- Set problem
Output an exact reproduction of the data.

Dataset entries
....................

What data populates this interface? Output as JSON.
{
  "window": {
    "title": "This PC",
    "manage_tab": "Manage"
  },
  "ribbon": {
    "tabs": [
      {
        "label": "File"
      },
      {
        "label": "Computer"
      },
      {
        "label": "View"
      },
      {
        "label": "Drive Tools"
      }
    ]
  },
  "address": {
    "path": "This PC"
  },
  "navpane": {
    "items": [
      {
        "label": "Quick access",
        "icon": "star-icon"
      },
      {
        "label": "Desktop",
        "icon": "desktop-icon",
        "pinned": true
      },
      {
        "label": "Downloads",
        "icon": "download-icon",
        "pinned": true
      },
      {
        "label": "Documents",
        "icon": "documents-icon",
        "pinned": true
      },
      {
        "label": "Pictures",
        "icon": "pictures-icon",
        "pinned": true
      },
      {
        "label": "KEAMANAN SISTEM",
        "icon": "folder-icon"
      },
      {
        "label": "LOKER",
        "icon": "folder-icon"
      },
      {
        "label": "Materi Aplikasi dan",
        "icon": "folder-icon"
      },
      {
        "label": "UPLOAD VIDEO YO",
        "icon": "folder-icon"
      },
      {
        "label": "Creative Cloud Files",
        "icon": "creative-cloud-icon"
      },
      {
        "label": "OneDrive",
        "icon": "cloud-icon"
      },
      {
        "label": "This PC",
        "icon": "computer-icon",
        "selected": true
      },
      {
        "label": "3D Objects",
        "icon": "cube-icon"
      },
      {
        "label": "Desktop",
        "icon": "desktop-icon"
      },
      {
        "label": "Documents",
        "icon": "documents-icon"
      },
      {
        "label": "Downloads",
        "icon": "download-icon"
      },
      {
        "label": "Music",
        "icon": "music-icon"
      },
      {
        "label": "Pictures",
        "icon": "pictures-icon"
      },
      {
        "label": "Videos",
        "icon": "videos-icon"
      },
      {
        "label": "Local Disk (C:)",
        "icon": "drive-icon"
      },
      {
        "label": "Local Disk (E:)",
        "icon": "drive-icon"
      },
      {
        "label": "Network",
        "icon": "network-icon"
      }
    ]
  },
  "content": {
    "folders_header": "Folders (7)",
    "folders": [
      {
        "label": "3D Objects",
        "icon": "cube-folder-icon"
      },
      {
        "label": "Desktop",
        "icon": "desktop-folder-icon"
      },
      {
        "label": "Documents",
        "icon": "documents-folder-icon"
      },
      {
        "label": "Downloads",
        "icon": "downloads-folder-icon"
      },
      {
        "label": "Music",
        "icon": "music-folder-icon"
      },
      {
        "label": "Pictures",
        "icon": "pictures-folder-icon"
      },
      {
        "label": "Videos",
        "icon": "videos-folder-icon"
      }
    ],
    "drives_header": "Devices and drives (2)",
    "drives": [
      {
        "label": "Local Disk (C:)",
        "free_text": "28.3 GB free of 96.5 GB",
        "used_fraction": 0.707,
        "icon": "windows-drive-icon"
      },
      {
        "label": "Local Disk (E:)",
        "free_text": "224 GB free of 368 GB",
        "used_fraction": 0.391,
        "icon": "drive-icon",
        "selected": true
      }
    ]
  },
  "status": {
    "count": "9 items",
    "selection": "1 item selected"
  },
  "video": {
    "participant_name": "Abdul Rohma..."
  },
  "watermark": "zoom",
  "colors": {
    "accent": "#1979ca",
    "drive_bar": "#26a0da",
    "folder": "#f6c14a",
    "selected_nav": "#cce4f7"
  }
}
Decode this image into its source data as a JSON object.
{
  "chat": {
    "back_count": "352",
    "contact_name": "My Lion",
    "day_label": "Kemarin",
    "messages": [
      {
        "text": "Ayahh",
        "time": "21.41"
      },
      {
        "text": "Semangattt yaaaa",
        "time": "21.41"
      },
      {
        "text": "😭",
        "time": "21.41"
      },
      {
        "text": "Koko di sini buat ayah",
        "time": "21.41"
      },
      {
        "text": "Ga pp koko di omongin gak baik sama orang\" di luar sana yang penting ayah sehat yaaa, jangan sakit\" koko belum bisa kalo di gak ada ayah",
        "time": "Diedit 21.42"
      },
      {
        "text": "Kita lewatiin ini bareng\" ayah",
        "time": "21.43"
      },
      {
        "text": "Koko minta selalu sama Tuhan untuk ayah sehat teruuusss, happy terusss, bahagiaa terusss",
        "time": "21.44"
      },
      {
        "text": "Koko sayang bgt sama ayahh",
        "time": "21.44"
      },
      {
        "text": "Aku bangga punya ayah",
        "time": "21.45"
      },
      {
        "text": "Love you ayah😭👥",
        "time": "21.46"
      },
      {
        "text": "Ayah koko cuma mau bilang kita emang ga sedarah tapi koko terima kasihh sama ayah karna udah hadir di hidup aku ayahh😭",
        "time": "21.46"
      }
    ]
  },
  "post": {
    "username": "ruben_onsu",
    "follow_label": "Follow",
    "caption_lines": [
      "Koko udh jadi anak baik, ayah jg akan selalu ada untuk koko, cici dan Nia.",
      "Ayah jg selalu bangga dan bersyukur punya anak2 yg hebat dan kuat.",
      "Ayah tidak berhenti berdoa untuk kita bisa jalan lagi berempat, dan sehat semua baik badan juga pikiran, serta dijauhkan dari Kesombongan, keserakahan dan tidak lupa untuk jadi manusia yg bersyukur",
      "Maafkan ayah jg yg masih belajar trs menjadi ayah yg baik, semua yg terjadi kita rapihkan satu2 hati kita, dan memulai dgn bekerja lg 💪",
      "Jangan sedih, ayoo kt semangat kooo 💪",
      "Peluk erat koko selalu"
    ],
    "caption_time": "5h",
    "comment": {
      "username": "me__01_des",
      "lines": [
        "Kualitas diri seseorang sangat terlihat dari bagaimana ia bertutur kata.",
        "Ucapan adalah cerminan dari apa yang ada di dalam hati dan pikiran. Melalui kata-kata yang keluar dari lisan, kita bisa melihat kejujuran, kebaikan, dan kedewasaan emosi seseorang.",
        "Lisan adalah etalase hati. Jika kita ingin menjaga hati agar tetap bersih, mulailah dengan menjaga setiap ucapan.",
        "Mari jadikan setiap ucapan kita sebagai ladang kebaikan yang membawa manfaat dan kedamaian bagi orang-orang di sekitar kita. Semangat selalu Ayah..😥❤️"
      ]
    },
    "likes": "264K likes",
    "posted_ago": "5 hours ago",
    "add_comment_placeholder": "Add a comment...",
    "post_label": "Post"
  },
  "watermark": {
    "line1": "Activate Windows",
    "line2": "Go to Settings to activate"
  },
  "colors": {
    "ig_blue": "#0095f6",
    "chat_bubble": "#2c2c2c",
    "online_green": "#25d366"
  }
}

....................

- Final result
What data populates this interface? Output as JSON.
{
  "window": {
    "title": "This PC",
    "manage_tab": "Manage"
  },
  "ribbon": {
    "tabs": [
      {
        "label": "File"
      },
      {
        "label": "Computer"
      },
      {
        "label": "View"
      },
      {
        "label": "Drive Tools"
      }
    ]
  },
  "address": {
    "path": "This PC"
  },
  "navpane": {
    "items": [
      {
        "label": "Quick access",
        "icon": "star-icon"
      },
      {
        "label": "Desktop",
        "icon": "desktop-icon",
        "pinned": true
      },
      {
        "label": "Downloads",
        "icon": "download-icon",
        "pinned": true
      },
      {
        "label": "Documents",
        "icon": "documents-icon",
        "pinned": true
      },
      {
        "label": "Pictures",
        "icon": "pictures-icon",
        "pinned": true
      },
      {
        "label": "KEAMANAN SISTEM",
        "icon": "folder-icon"
      },
      {
        "label": "LOKER",
        "icon": "folder-icon"
      },
      {
        "label": "Materi Aplikasi dan",
        "icon": "folder-icon"
      },
      {
        "label": "UPLOAD VIDEO YO",
        "icon": "folder-icon"
      },
      {
        "label": "Creative Cloud Files",
        "icon": "creative-cloud-icon"
      },
      {
        "label": "OneDrive",
        "icon": "cloud-icon"
      },
      {
        "label": "This PC",
        "icon": "computer-icon",
        "selected": true
      },
      {
        "label": "3D Objects",
        "icon": "cube-icon"
      },
      {
        "label": "Desktop",
        "icon": "desktop-icon"
      },
      {
        "label": "Documents",
        "icon": "documents-icon"
      },
      {
        "label": "Downloads",
        "icon": "download-icon"
      },
      {
        "label": "Music",
        "icon": "music-icon"
      },
      {
        "label": "Pictures",
        "icon": "pictures-icon"
      },
      {
        "label": "Videos",
        "icon": "videos-icon"
      },
      {
        "label": "Local Disk (C:)",
        "icon": "drive-icon"
      },
      {
        "label": "Local Disk (E:)",
        "icon": "drive-icon"
      },
      {
        "label": "Network",
        "icon": "network-icon"
      }
    ]
  },
  "content": {
    "folders_header": "Folders (7)",
    "folders": [
      {
        "label": "3D Objects",
        "icon": "cube-folder-icon"
      },
      {
        "label": "Desktop",
        "icon": "desktop-folder-icon"
      },
      {
        "label": "Documents",
        "icon": "documents-folder-icon"
      },
      {
        "label": "Downloads",
        "icon": "downloads-folder-icon"
      },
      {
        "label": "Music",
        "icon": "music-folder-icon"
      },
      {
        "label": "Pictures",
        "icon": "pictures-folder-icon"
      },
      {
        "label": "Videos",
        "icon": "videos-folder-icon"
      }
    ],
    "drives_header": "Devices and drives (2)",
    "drives": [
      {
        "label": "Local Disk (C:)",
        "free_text": "28.3 GB free of 96.5 GB",
        "used_fraction": 0.707,
        "icon": "windows-drive-icon"
      },
      {
        "label": "Local Disk (E:)",
        "free_text": "224 GB free of 368 GB",
        "used_fraction": 0.391,
        "icon": "drive-icon",
        "selected": true
      }
    ]
  },
  "status": {
    "count": "9 items",
    "selection": "1 item selected"
  },
  "video": {
    "participant_name": "Abdul Rohma..."
  },
  "watermark": "zoom",
  "colors": {
    "accent": "#1979ca",
    "drive_bar": "#26a0da",
    "folder": "#f6c14a",
    "selected_nav": "#cce4f7"
  }
}
Decode this image into its source data as a JSON object.
{
  "chat": {
    "back_count": "352",
    "contact_name": "My Lion",
    "day_label": "Kemarin",
    "messages": [
      {
        "text": "Ayahh",
        "time": "21.41"
      },
      {
        "text": "Semangattt yaaaa",
        "time": "21.41"
      },
      {
        "text": "😭",
        "time": "21.41"
      },
      {
        "text": "Koko di sini buat ayah",
        "time": "21.41"
      },
      {
        "text": "Ga pp koko di omongin gak baik sama orang\" di luar sana yang penting ayah sehat yaaa, jangan sakit\" koko belum bisa kalo di gak ada ayah",
        "time": "Diedit 21.42"
      },
      {
        "text": "Kita lewatiin ini bareng\" ayah",
        "time": "21.43"
      },
      {
        "text": "Koko minta selalu sama Tuhan untuk ayah sehat teruuusss, happy terusss, bahagiaa terusss",
        "time": "21.44"
      },
      {
        "text": "Koko sayang bgt sama ayahh",
        "time": "21.44"
      },
      {
        "text": "Aku bangga punya ayah",
        "time": "21.45"
      },
      {
        "text": "Love you ayah😭👥",
        "time": "21.46"
      },
      {
        "text": "Ayah koko cuma mau bilang kita emang ga sedarah tapi koko terima kasihh sama ayah karna udah hadir di hidup aku ayahh😭",
        "time": "21.46"
      }
    ]
  },
  "post": {
    "username": "ruben_onsu",
    "follow_label": "Follow",
    "caption_lines": [
      "Koko udh jadi anak baik, ayah jg akan selalu ada untuk koko, cici dan Nia.",
      "Ayah jg selalu bangga dan bersyukur punya anak2 yg hebat dan kuat.",
      "Ayah tidak berhenti berdoa untuk kita bisa jalan lagi berempat, dan sehat semua baik badan juga pikiran, serta dijauhkan dari Kesombongan, keserakahan dan tidak lupa untuk jadi manusia yg bersyukur",
      "Maafkan ayah jg yg masih belajar trs menjadi ayah yg baik, semua yg terjadi kita rapihkan satu2 hati kita, dan memulai dgn bekerja lg 💪",
      "Jangan sedih, ayoo kt semangat kooo 💪",
      "Peluk erat koko selalu"
    ],
    "caption_time": "5h",
    "comment": {
      "username": "me__01_des",
      "lines": [
        "Kualitas diri seseorang sangat terlihat dari bagaimana ia bertutur kata.",
        "Ucapan adalah cerminan dari apa yang ada di dalam hati dan pikiran. Melalui kata-kata yang keluar dari lisan, kita bisa melihat kejujuran, kebaikan, dan kedewasaan emosi seseorang.",
        "Lisan adalah etalase hati. Jika kita ingin menjaga hati agar tetap bersih, mulailah dengan menjaga setiap ucapan.",
        "Mari jadikan setiap ucapan kita sebagai ladang kebaikan yang membawa manfaat dan kedamaian bagi orang-orang di sekitar kita. Semangat selalu Ayah..😥❤️"
      ]
    },
    "likes": "264K likes",
    "posted_ago": "5 hours ago",
    "add_comment_placeholder": "Add a comment...",
    "post_label": "Post"
  },
  "watermark": {
    "line1": "Activate Windows",
    "line2": "Go to Settings to activate"
  },
  "colors": {
    "ig_blue": "#0095f6",
    "chat_bubble": "#2c2c2c",
    "online_green": "#25d366"
  }
}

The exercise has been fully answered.